Task objective :: Gather all lines from the material that contain the word "frequency".

Data to use ::
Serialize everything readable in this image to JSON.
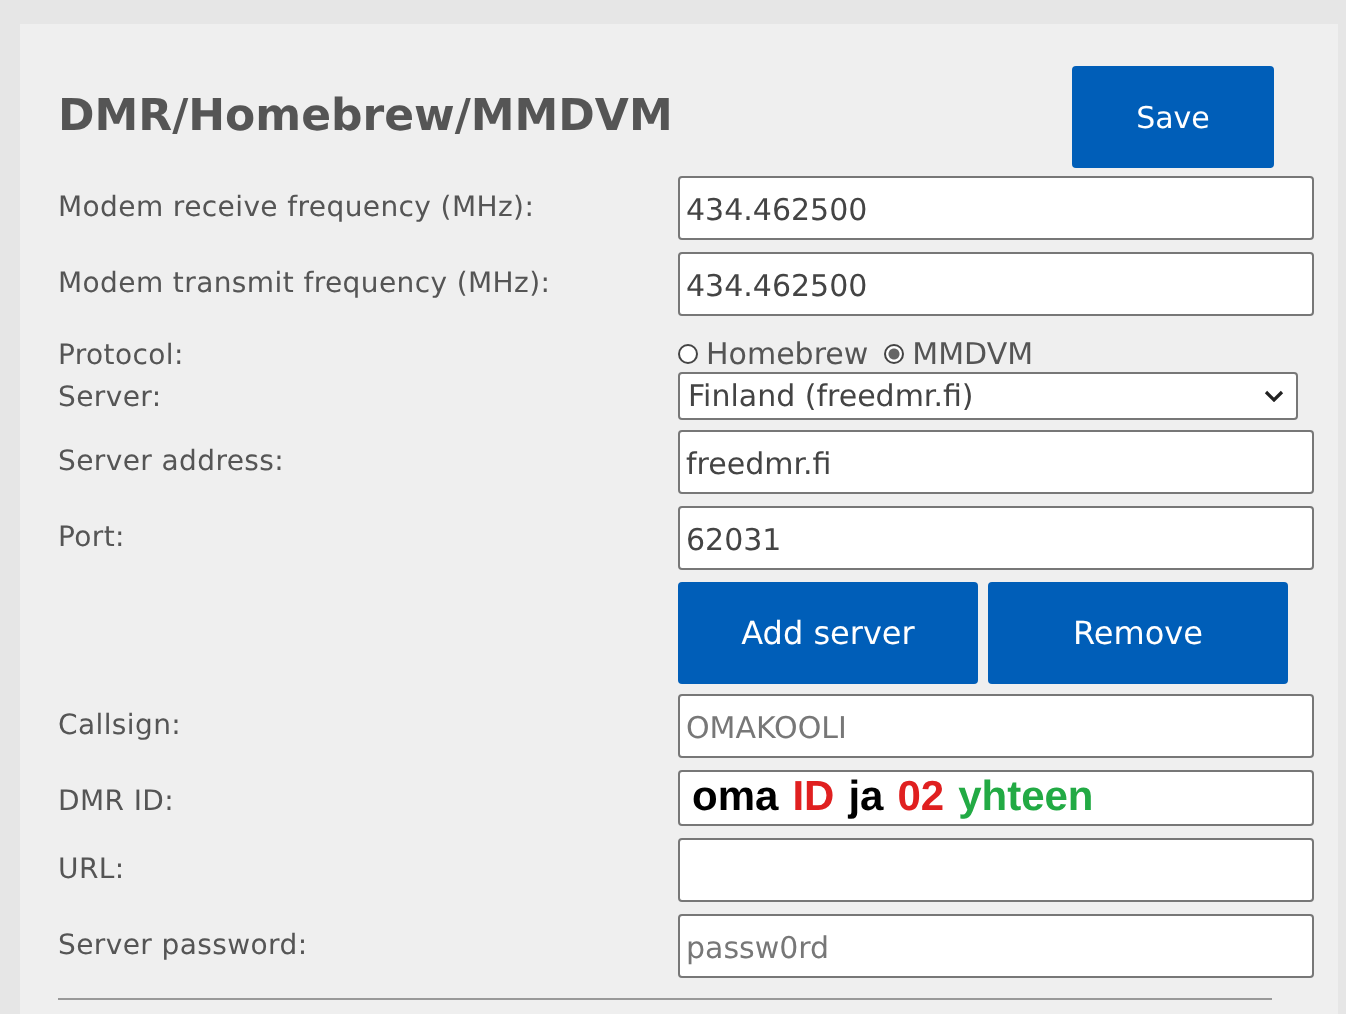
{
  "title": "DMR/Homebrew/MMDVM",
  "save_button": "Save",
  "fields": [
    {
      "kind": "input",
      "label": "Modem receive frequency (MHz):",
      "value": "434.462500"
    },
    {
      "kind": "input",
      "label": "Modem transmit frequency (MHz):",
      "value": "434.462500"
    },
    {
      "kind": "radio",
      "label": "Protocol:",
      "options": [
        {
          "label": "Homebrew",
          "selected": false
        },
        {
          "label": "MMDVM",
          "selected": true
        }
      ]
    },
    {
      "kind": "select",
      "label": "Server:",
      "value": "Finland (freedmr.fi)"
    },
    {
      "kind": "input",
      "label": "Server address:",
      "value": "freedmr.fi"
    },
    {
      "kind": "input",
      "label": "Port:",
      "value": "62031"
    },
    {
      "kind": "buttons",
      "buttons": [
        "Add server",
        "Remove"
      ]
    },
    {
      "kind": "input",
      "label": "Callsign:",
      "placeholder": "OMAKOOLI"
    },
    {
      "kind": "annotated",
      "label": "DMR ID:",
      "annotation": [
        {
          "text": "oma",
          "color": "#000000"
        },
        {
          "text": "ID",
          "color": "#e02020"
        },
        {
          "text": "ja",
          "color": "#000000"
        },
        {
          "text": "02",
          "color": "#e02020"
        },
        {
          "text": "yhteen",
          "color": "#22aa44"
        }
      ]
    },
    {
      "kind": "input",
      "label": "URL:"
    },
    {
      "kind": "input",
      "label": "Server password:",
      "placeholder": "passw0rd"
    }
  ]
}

Solution to this exercise ::
      "label": "Modem receive frequency (MHz):",
      "label": "Modem transmit frequency (MHz):",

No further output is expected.